Retype all of the listing exactly, passing over any picture you find.

++++ Task data ++++

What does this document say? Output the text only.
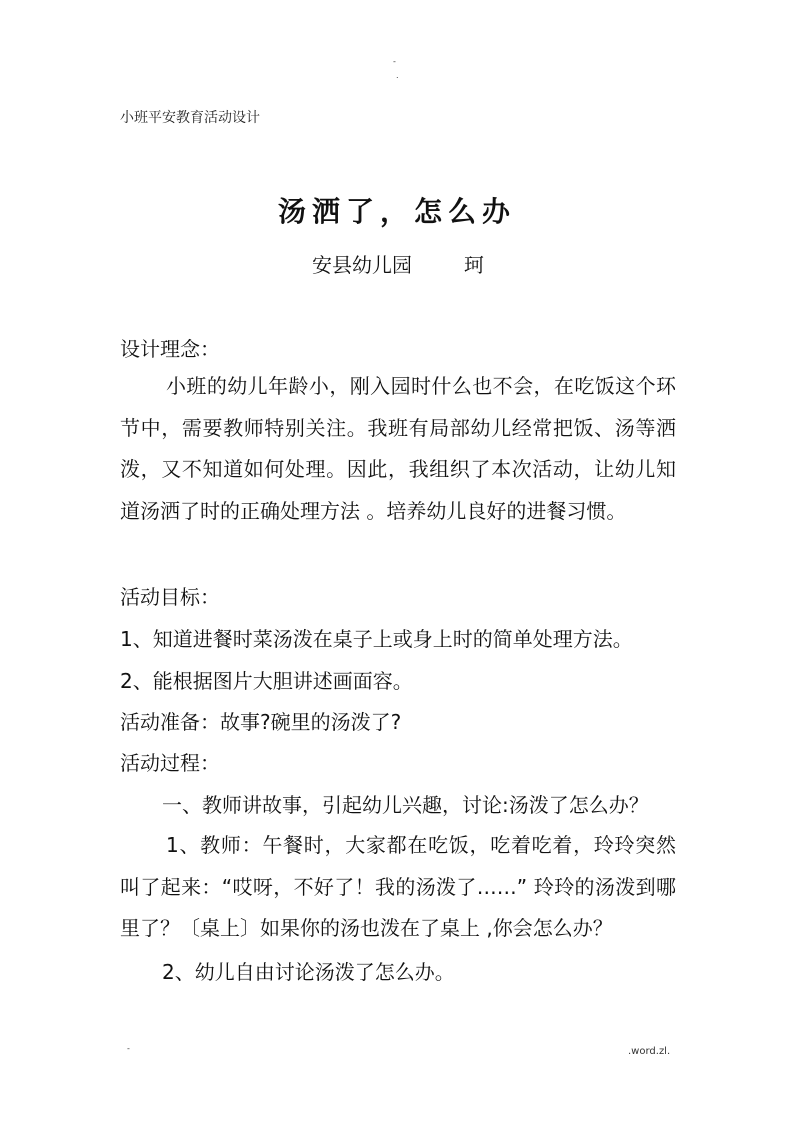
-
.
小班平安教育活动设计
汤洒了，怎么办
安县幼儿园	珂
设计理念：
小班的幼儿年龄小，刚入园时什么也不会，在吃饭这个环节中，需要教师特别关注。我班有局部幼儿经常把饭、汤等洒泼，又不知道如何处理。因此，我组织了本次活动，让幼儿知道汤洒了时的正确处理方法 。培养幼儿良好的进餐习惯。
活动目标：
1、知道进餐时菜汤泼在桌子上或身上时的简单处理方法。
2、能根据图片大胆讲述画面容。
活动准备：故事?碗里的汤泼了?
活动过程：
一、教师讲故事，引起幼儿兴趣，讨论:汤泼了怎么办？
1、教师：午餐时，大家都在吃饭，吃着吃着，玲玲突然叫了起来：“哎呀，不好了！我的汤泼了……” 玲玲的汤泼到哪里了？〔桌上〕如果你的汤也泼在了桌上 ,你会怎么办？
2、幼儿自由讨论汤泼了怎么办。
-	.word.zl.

++++

» Response
What does this document say? Output the text only.
-
.
小班平安教育活动设计
汤洒了，怎么办
安县幼儿园	珂
设计理念：
小班的幼儿年龄小，刚入园时什么也不会，在吃饭这个环节中，需要教师特别关注。我班有局部幼儿经常把饭、汤等洒泼，又不知道如何处理。因此，我组织了本次活动，让幼儿知道汤洒了时的正确处理方法 。培养幼儿良好的进餐习惯。
活动目标：
1、知道进餐时菜汤泼在桌子上或身上时的简单处理方法。
2、能根据图片大胆讲述画面容。
活动准备：故事?碗里的汤泼了?
活动过程：
一、教师讲故事，引起幼儿兴趣，讨论:汤泼了怎么办？
1、教师：午餐时，大家都在吃饭，吃着吃着，玲玲突然叫了起来：“哎呀，不好了！我的汤泼了……” 玲玲的汤泼到哪里了？〔桌上〕如果你的汤也泼在了桌上 ,你会怎么办？
2、幼儿自由讨论汤泼了怎么办。
-	.word.zl.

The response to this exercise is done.